[Stored entries]

— START —

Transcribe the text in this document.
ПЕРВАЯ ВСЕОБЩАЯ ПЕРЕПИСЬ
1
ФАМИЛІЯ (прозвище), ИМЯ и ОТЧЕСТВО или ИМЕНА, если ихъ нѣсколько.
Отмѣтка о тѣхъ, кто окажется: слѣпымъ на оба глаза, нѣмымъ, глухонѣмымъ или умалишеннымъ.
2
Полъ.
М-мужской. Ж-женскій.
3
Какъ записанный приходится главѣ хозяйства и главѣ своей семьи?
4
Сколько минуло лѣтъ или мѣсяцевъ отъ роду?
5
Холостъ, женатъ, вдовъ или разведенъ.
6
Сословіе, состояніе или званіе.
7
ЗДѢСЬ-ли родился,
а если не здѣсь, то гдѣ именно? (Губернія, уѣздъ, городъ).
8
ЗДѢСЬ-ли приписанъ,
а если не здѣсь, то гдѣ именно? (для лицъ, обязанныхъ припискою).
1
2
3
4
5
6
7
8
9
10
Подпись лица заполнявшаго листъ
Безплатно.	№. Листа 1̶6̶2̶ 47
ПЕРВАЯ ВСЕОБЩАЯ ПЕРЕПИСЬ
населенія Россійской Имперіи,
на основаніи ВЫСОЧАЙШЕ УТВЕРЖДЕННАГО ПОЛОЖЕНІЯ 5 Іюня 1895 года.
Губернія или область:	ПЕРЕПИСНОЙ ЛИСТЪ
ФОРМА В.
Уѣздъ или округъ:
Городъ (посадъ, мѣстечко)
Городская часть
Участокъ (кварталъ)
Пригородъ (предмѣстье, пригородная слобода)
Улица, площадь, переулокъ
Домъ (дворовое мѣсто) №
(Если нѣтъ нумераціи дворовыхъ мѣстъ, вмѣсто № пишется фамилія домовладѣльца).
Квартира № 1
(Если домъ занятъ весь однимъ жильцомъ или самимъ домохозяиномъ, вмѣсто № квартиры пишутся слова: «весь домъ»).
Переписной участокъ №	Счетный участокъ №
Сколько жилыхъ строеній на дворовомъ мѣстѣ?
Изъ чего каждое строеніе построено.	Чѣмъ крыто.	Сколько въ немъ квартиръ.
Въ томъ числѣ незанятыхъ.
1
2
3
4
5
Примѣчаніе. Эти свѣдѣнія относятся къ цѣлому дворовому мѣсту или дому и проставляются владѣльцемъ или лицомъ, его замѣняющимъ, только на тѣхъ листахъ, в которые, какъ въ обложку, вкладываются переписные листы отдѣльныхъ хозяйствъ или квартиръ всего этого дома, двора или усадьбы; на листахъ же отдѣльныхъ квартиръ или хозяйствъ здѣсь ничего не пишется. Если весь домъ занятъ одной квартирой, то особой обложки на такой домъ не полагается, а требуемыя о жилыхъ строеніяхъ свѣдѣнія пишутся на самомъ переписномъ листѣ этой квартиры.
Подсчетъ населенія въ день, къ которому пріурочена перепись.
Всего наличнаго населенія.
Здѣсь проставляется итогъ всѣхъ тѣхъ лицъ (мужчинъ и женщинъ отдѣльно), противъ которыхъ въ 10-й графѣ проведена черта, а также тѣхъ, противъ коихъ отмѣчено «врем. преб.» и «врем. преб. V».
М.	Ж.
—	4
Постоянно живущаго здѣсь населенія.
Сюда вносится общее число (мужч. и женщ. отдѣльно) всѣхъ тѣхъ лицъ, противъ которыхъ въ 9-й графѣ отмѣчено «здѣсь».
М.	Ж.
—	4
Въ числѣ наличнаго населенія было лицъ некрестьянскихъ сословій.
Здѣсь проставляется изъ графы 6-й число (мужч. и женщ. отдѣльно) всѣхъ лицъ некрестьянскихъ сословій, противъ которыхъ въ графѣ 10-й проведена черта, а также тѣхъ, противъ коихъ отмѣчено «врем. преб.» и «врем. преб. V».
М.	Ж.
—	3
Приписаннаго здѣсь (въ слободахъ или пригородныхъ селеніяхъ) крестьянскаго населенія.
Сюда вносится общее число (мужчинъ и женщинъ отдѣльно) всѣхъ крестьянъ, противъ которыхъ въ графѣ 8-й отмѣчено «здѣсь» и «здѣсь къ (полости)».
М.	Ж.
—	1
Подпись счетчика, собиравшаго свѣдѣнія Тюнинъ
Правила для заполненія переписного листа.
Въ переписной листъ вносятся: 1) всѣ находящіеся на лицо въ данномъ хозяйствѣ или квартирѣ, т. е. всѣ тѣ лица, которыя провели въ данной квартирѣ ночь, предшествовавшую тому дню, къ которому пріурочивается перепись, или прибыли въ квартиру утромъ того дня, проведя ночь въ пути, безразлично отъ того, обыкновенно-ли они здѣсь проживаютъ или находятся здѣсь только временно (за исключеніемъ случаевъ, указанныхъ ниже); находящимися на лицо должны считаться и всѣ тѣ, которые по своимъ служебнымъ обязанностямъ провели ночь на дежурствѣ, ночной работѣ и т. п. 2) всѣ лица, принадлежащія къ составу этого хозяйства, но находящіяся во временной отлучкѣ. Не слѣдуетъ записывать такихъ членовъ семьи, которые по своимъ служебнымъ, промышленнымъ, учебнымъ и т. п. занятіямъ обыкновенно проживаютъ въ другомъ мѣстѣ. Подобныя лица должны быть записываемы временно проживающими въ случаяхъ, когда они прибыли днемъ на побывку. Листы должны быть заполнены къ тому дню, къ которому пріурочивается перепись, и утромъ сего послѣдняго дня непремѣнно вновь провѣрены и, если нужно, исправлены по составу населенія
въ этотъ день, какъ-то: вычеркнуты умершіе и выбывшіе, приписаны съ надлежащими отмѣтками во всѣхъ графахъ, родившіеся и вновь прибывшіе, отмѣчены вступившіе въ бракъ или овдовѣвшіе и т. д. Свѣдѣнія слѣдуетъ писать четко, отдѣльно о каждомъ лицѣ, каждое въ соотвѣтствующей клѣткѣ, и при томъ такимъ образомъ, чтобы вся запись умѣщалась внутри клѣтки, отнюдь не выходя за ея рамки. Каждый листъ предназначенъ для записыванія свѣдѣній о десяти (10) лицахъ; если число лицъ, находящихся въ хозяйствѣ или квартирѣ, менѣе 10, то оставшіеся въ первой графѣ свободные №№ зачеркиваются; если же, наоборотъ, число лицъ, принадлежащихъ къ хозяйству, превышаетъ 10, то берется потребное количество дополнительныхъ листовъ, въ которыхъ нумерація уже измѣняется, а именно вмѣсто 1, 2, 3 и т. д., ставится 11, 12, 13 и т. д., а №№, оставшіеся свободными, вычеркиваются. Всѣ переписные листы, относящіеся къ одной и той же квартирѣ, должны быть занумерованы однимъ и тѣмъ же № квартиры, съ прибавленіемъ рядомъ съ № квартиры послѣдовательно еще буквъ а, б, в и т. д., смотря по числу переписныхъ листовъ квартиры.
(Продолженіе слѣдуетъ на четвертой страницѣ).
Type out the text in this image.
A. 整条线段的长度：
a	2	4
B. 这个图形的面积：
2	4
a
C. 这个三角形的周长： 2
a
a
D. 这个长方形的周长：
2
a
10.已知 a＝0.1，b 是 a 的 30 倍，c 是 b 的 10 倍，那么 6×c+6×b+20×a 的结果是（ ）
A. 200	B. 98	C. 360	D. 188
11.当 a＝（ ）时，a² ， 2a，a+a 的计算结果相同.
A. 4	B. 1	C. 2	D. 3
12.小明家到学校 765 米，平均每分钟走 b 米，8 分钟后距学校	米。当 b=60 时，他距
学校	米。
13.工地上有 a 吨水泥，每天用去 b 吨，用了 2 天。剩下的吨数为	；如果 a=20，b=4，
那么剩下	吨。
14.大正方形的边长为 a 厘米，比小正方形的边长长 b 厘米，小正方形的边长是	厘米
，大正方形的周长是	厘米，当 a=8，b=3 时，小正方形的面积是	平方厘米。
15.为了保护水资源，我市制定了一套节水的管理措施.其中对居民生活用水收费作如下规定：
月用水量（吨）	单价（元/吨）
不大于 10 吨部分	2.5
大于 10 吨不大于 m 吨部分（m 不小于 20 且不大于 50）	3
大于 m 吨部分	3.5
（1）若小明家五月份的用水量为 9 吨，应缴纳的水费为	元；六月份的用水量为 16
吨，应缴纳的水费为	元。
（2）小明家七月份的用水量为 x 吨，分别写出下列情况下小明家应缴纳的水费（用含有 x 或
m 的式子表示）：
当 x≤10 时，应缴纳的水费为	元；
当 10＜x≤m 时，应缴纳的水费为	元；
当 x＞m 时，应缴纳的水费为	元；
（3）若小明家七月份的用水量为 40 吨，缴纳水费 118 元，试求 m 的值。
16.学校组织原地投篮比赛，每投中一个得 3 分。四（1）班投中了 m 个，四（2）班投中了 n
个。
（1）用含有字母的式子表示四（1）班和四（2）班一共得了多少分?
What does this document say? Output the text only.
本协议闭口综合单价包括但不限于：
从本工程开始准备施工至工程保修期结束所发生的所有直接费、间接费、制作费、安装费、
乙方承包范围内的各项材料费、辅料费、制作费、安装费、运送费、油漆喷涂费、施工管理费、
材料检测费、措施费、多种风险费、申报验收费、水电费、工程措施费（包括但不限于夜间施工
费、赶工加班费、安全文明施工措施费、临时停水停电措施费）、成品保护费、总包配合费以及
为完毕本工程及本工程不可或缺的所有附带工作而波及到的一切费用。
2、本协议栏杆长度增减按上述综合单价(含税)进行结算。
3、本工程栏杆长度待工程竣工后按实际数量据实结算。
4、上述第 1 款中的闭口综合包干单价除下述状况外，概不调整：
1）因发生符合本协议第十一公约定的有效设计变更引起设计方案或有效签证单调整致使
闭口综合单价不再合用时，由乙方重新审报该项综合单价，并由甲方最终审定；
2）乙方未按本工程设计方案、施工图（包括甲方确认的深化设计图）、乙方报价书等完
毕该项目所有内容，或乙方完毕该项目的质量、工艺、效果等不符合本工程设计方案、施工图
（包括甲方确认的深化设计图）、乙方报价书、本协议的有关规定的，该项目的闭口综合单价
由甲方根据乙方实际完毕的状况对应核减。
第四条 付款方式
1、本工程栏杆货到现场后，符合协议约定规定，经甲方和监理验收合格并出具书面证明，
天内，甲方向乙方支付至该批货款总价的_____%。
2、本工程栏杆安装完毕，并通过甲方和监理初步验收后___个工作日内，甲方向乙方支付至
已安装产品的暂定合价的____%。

— END —

→ **What this task involves**:
Give back exactly the lines from the line holding "What does this" through the last line of the listing, including both.

→ **Written response**:
What does this document say? Output the text only.
本协议闭口综合单价包括但不限于：
从本工程开始准备施工至工程保修期结束所发生的所有直接费、间接费、制作费、安装费、
乙方承包范围内的各项材料费、辅料费、制作费、安装费、运送费、油漆喷涂费、施工管理费、
材料检测费、措施费、多种风险费、申报验收费、水电费、工程措施费（包括但不限于夜间施工
费、赶工加班费、安全文明施工措施费、临时停水停电措施费）、成品保护费、总包配合费以及
为完毕本工程及本工程不可或缺的所有附带工作而波及到的一切费用。
2、本协议栏杆长度增减按上述综合单价(含税)进行结算。
3、本工程栏杆长度待工程竣工后按实际数量据实结算。
4、上述第 1 款中的闭口综合包干单价除下述状况外，概不调整：
1）因发生符合本协议第十一公约定的有效设计变更引起设计方案或有效签证单调整致使
闭口综合单价不再合用时，由乙方重新审报该项综合单价，并由甲方最终审定；
2）乙方未按本工程设计方案、施工图（包括甲方确认的深化设计图）、乙方报价书等完
毕该项目所有内容，或乙方完毕该项目的质量、工艺、效果等不符合本工程设计方案、施工图
（包括甲方确认的深化设计图）、乙方报价书、本协议的有关规定的，该项目的闭口综合单价
由甲方根据乙方实际完毕的状况对应核减。
第四条 付款方式
1、本工程栏杆货到现场后，符合协议约定规定，经甲方和监理验收合格并出具书面证明，
天内，甲方向乙方支付至该批货款总价的_____%。
2、本工程栏杆安装完毕，并通过甲方和监理初步验收后___个工作日内，甲方向乙方支付至
已安装产品的暂定合价的____%。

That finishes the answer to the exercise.